[Stored data]
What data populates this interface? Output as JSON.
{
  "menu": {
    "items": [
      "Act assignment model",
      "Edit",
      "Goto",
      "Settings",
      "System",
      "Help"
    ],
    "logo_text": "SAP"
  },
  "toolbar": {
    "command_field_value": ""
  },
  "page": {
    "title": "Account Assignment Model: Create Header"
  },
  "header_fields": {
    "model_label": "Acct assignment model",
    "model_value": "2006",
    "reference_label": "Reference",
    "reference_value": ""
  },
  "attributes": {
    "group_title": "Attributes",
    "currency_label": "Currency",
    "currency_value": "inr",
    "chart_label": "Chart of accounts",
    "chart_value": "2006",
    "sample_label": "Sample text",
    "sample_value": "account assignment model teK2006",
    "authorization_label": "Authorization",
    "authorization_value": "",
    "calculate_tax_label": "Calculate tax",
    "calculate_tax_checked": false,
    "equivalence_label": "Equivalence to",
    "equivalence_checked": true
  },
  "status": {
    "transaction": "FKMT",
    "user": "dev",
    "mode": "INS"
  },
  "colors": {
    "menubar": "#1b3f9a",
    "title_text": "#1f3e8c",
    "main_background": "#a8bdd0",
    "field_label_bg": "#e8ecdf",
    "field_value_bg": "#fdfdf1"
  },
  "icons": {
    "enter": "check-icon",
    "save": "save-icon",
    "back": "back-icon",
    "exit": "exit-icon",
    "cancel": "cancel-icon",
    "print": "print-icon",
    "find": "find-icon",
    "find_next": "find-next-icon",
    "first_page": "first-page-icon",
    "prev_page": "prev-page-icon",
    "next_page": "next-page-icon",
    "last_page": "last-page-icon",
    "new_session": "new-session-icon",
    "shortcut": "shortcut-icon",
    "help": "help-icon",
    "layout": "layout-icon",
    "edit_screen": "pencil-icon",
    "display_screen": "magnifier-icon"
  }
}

• Exercise brief:
Your task is to return the full listing exactly as it was given.

• Reply to the task:
What data populates this interface? Output as JSON.
{
  "menu": {
    "items": [
      "Act assignment model",
      "Edit",
      "Goto",
      "Settings",
      "System",
      "Help"
    ],
    "logo_text": "SAP"
  },
  "toolbar": {
    "command_field_value": ""
  },
  "page": {
    "title": "Account Assignment Model: Create Header"
  },
  "header_fields": {
    "model_label": "Acct assignment model",
    "model_value": "2006",
    "reference_label": "Reference",
    "reference_value": ""
  },
  "attributes": {
    "group_title": "Attributes",
    "currency_label": "Currency",
    "currency_value": "inr",
    "chart_label": "Chart of accounts",
    "chart_value": "2006",
    "sample_label": "Sample text",
    "sample_value": "account assignment model teK2006",
    "authorization_label": "Authorization",
    "authorization_value": "",
    "calculate_tax_label": "Calculate tax",
    "calculate_tax_checked": false,
    "equivalence_label": "Equivalence to",
    "equivalence_checked": true
  },
  "status": {
    "transaction": "FKMT",
    "user": "dev",
    "mode": "INS"
  },
  "colors": {
    "menubar": "#1b3f9a",
    "title_text": "#1f3e8c",
    "main_background": "#a8bdd0",
    "field_label_bg": "#e8ecdf",
    "field_value_bg": "#fdfdf1"
  },
  "icons": {
    "enter": "check-icon",
    "save": "save-icon",
    "back": "back-icon",
    "exit": "exit-icon",
    "cancel": "cancel-icon",
    "print": "print-icon",
    "find": "find-icon",
    "find_next": "find-next-icon",
    "first_page": "first-page-icon",
    "prev_page": "prev-page-icon",
    "next_page": "next-page-icon",
    "last_page": "last-page-icon",
    "new_session": "new-session-icon",
    "shortcut": "shortcut-icon",
    "help": "help-icon",
    "layout": "layout-icon",
    "edit_screen": "pencil-icon",
    "display_screen": "magnifier-icon"
  }
}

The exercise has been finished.